> **WORK INSTRUCTIONS**:
Return every line of the records below verbatim, with no pictures in the copy.

> **RECORDS SHOWN**:
——————————

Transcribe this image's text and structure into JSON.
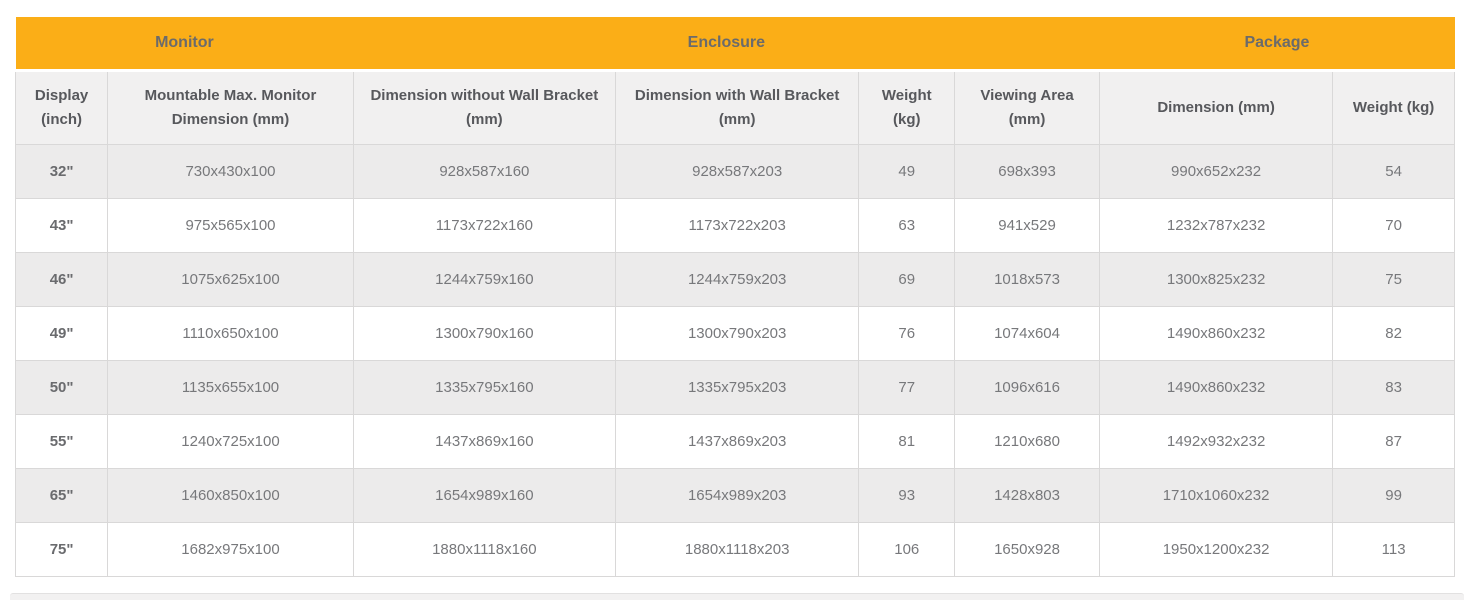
{
  "table": {
    "groups": [
      {
        "label": "Monitor",
        "colspan": 2
      },
      {
        "label": "Enclosure",
        "colspan": 4
      },
      {
        "label": "Package",
        "colspan": 2
      }
    ],
    "columns": [
      "Display (inch)",
      "Mountable Max. Monitor Dimension (mm)",
      "Dimension without Wall Bracket (mm)",
      "Dimension with Wall Bracket (mm)",
      "Weight (kg)",
      "Viewing Area (mm)",
      "Dimension (mm)",
      "Weight (kg)"
    ],
    "column_widths_pct": [
      6.4,
      17.05,
      18.2,
      16.9,
      6.65,
      10.05,
      16.2,
      8.45
    ],
    "rows": [
      [
        "32\"",
        "730x430x100",
        "928x587x160",
        "928x587x203",
        "49",
        "698x393",
        "990x652x232",
        "54"
      ],
      [
        "43\"",
        "975x565x100",
        "1173x722x160",
        "1173x722x203",
        "63",
        "941x529",
        "1232x787x232",
        "70"
      ],
      [
        "46\"",
        "1075x625x100",
        "1244x759x160",
        "1244x759x203",
        "69",
        "1018x573",
        "1300x825x232",
        "75"
      ],
      [
        "49\"",
        "1110x650x100",
        "1300x790x160",
        "1300x790x203",
        "76",
        "1074x604",
        "1490x860x232",
        "82"
      ],
      [
        "50\"",
        "1135x655x100",
        "1335x795x160",
        "1335x795x203",
        "77",
        "1096x616",
        "1490x860x232",
        "83"
      ],
      [
        "55\"",
        "1240x725x100",
        "1437x869x160",
        "1437x869x203",
        "81",
        "1210x680",
        "1492x932x232",
        "87"
      ],
      [
        "65\"",
        "1460x850x100",
        "1654x989x160",
        "1654x989x203",
        "93",
        "1428x803",
        "1710x1060x232",
        "99"
      ],
      [
        "75\"",
        "1682x975x100",
        "1880x1118x160",
        "1880x1118x203",
        "106",
        "1650x928",
        "1950x1200x232",
        "113"
      ]
    ]
  },
  "colors": {
    "header_orange": "#FBAE17",
    "stripe_gray": "#ECEBEB",
    "subheader_gray": "#F1F0F0",
    "border_gray": "#D9D8D8",
    "cell_text": "#77787B",
    "header_text": "#57585C"
  }
}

——————————

> **TASK OUTPUT**:
Transcribe this image's text and structure into JSON.
{
  "table": {
    "groups": [
      {
        "label": "Monitor",
        "colspan": 2
      },
      {
        "label": "Enclosure",
        "colspan": 4
      },
      {
        "label": "Package",
        "colspan": 2
      }
    ],
    "columns": [
      "Display (inch)",
      "Mountable Max. Monitor Dimension (mm)",
      "Dimension without Wall Bracket (mm)",
      "Dimension with Wall Bracket (mm)",
      "Weight (kg)",
      "Viewing Area (mm)",
      "Dimension (mm)",
      "Weight (kg)"
    ],
    "column_widths_pct": [
      6.4,
      17.05,
      18.2,
      16.9,
      6.65,
      10.05,
      16.2,
      8.45
    ],
    "rows": [
      [
        "32\"",
        "730x430x100",
        "928x587x160",
        "928x587x203",
        "49",
        "698x393",
        "990x652x232",
        "54"
      ],
      [
        "43\"",
        "975x565x100",
        "1173x722x160",
        "1173x722x203",
        "63",
        "941x529",
        "1232x787x232",
        "70"
      ],
      [
        "46\"",
        "1075x625x100",
        "1244x759x160",
        "1244x759x203",
        "69",
        "1018x573",
        "1300x825x232",
        "75"
      ],
      [
        "49\"",
        "1110x650x100",
        "1300x790x160",
        "1300x790x203",
        "76",
        "1074x604",
        "1490x860x232",
        "82"
      ],
      [
        "50\"",
        "1135x655x100",
        "1335x795x160",
        "1335x795x203",
        "77",
        "1096x616",
        "1490x860x232",
        "83"
      ],
      [
        "55\"",
        "1240x725x100",
        "1437x869x160",
        "1437x869x203",
        "81",
        "1210x680",
        "1492x932x232",
        "87"
      ],
      [
        "65\"",
        "1460x850x100",
        "1654x989x160",
        "1654x989x203",
        "93",
        "1428x803",
        "1710x1060x232",
        "99"
      ],
      [
        "75\"",
        "1682x975x100",
        "1880x1118x160",
        "1880x1118x203",
        "106",
        "1650x928",
        "1950x1200x232",
        "113"
      ]
    ]
  },
  "colors": {
    "header_orange": "#FBAE17",
    "stripe_gray": "#ECEBEB",
    "subheader_gray": "#F1F0F0",
    "border_gray": "#D9D8D8",
    "cell_text": "#77787B",
    "header_text": "#57585C"
  }
}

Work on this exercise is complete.